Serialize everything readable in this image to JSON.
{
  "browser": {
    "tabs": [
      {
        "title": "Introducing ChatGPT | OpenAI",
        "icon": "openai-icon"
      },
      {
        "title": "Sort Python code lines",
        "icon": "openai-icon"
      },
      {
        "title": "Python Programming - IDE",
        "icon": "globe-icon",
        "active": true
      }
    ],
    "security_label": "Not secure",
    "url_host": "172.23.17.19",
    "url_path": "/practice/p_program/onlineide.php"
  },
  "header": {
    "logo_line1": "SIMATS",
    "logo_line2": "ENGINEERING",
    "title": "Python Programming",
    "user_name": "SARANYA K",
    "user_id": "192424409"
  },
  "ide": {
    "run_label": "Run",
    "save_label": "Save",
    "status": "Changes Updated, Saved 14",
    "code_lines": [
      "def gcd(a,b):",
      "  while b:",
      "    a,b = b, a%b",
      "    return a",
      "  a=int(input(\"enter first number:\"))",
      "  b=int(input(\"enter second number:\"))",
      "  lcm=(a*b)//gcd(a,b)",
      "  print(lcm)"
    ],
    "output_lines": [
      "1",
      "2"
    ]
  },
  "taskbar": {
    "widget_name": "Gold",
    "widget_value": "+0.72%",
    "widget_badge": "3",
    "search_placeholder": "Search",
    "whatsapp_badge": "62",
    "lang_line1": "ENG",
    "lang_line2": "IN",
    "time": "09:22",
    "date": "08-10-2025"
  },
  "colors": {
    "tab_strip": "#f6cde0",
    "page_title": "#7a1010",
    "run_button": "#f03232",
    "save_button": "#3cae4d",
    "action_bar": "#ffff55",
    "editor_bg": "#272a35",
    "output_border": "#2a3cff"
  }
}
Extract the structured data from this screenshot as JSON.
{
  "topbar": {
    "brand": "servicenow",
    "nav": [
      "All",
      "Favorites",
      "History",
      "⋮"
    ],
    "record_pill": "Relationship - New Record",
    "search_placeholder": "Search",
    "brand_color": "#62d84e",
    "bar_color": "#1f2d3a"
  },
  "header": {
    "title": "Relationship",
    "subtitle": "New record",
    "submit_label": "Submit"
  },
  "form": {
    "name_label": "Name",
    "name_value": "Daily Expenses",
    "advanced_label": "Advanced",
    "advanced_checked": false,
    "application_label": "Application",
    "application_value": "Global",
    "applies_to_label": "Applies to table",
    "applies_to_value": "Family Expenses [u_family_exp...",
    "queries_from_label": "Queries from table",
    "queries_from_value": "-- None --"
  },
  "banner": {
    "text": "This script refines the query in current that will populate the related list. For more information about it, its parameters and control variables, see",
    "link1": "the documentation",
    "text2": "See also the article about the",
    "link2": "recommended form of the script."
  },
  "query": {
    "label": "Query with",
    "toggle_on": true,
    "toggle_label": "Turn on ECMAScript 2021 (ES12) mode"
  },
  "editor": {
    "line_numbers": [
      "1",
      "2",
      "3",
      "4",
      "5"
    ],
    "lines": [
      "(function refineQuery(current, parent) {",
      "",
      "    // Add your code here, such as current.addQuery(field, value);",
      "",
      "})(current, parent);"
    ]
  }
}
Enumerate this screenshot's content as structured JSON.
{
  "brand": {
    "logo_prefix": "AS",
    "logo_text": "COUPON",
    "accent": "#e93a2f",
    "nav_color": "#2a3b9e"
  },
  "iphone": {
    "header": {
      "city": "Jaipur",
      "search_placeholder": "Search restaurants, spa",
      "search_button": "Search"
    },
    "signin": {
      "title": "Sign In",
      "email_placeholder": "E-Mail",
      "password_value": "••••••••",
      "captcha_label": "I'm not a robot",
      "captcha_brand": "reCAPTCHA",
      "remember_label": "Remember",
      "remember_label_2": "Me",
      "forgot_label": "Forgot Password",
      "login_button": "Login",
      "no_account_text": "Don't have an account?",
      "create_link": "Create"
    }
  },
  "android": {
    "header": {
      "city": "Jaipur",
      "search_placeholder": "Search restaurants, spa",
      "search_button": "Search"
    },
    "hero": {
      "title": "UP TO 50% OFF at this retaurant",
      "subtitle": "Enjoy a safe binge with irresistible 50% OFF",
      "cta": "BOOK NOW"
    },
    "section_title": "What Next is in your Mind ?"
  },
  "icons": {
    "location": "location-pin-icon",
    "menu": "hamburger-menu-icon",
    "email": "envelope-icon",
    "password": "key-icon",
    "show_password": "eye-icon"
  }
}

-------------------------

Problem to work on
Copy out all of the data exactly, leaving nothing out.

Expected output
Serialize everything readable in this image to JSON.
{
  "browser": {
    "tabs": [
      {
        "title": "Introducing ChatGPT | OpenAI",
        "icon": "openai-icon"
      },
      {
        "title": "Sort Python code lines",
        "icon": "openai-icon"
      },
      {
        "title": "Python Programming - IDE",
        "icon": "globe-icon",
        "active": true
      }
    ],
    "security_label": "Not secure",
    "url_host": "172.23.17.19",
    "url_path": "/practice/p_program/onlineide.php"
  },
  "header": {
    "logo_line1": "SIMATS",
    "logo_line2": "ENGINEERING",
    "title": "Python Programming",
    "user_name": "SARANYA K",
    "user_id": "192424409"
  },
  "ide": {
    "run_label": "Run",
    "save_label": "Save",
    "status": "Changes Updated, Saved 14",
    "code_lines": [
      "def gcd(a,b):",
      "  while b:",
      "    a,b = b, a%b",
      "    return a",
      "  a=int(input(\"enter first number:\"))",
      "  b=int(input(\"enter second number:\"))",
      "  lcm=(a*b)//gcd(a,b)",
      "  print(lcm)"
    ],
    "output_lines": [
      "1",
      "2"
    ]
  },
  "taskbar": {
    "widget_name": "Gold",
    "widget_value": "+0.72%",
    "widget_badge": "3",
    "search_placeholder": "Search",
    "whatsapp_badge": "62",
    "lang_line1": "ENG",
    "lang_line2": "IN",
    "time": "09:22",
    "date": "08-10-2025"
  },
  "colors": {
    "tab_strip": "#f6cde0",
    "page_title": "#7a1010",
    "run_button": "#f03232",
    "save_button": "#3cae4d",
    "action_bar": "#ffff55",
    "editor_bg": "#272a35",
    "output_border": "#2a3cff"
  }
}
Extract the structured data from this screenshot as JSON.
{
  "topbar": {
    "brand": "servicenow",
    "nav": [
      "All",
      "Favorites",
      "History",
      "⋮"
    ],
    "record_pill": "Relationship - New Record",
    "search_placeholder": "Search",
    "brand_color": "#62d84e",
    "bar_color": "#1f2d3a"
  },
  "header": {
    "title": "Relationship",
    "subtitle": "New record",
    "submit_label": "Submit"
  },
  "form": {
    "name_label": "Name",
    "name_value": "Daily Expenses",
    "advanced_label": "Advanced",
    "advanced_checked": false,
    "application_label": "Application",
    "application_value": "Global",
    "applies_to_label": "Applies to table",
    "applies_to_value": "Family Expenses [u_family_exp...",
    "queries_from_label": "Queries from table",
    "queries_from_value": "-- None --"
  },
  "banner": {
    "text": "This script refines the query in current that will populate the related list. For more information about it, its parameters and control variables, see",
    "link1": "the documentation",
    "text2": "See also the article about the",
    "link2": "recommended form of the script."
  },
  "query": {
    "label": "Query with",
    "toggle_on": true,
    "toggle_label": "Turn on ECMAScript 2021 (ES12) mode"
  },
  "editor": {
    "line_numbers": [
      "1",
      "2",
      "3",
      "4",
      "5"
    ],
    "lines": [
      "(function refineQuery(current, parent) {",
      "",
      "    // Add your code here, such as current.addQuery(field, value);",
      "",
      "})(current, parent);"
    ]
  }
}
Enumerate this screenshot's content as structured JSON.
{
  "brand": {
    "logo_prefix": "AS",
    "logo_text": "COUPON",
    "accent": "#e93a2f",
    "nav_color": "#2a3b9e"
  },
  "iphone": {
    "header": {
      "city": "Jaipur",
      "search_placeholder": "Search restaurants, spa",
      "search_button": "Search"
    },
    "signin": {
      "title": "Sign In",
      "email_placeholder": "E-Mail",
      "password_value": "••••••••",
      "captcha_label": "I'm not a robot",
      "captcha_brand": "reCAPTCHA",
      "remember_label": "Remember",
      "remember_label_2": "Me",
      "forgot_label": "Forgot Password",
      "login_button": "Login",
      "no_account_text": "Don't have an account?",
      "create_link": "Create"
    }
  },
  "android": {
    "header": {
      "city": "Jaipur",
      "search_placeholder": "Search restaurants, spa",
      "search_button": "Search"
    },
    "hero": {
      "title": "UP TO 50% OFF at this retaurant",
      "subtitle": "Enjoy a safe binge with irresistible 50% OFF",
      "cta": "BOOK NOW"
    },
    "section_title": "What Next is in your Mind ?"
  },
  "icons": {
    "location": "location-pin-icon",
    "menu": "hamburger-menu-icon",
    "email": "envelope-icon",
    "password": "key-icon",
    "show_password": "eye-icon"
  }
}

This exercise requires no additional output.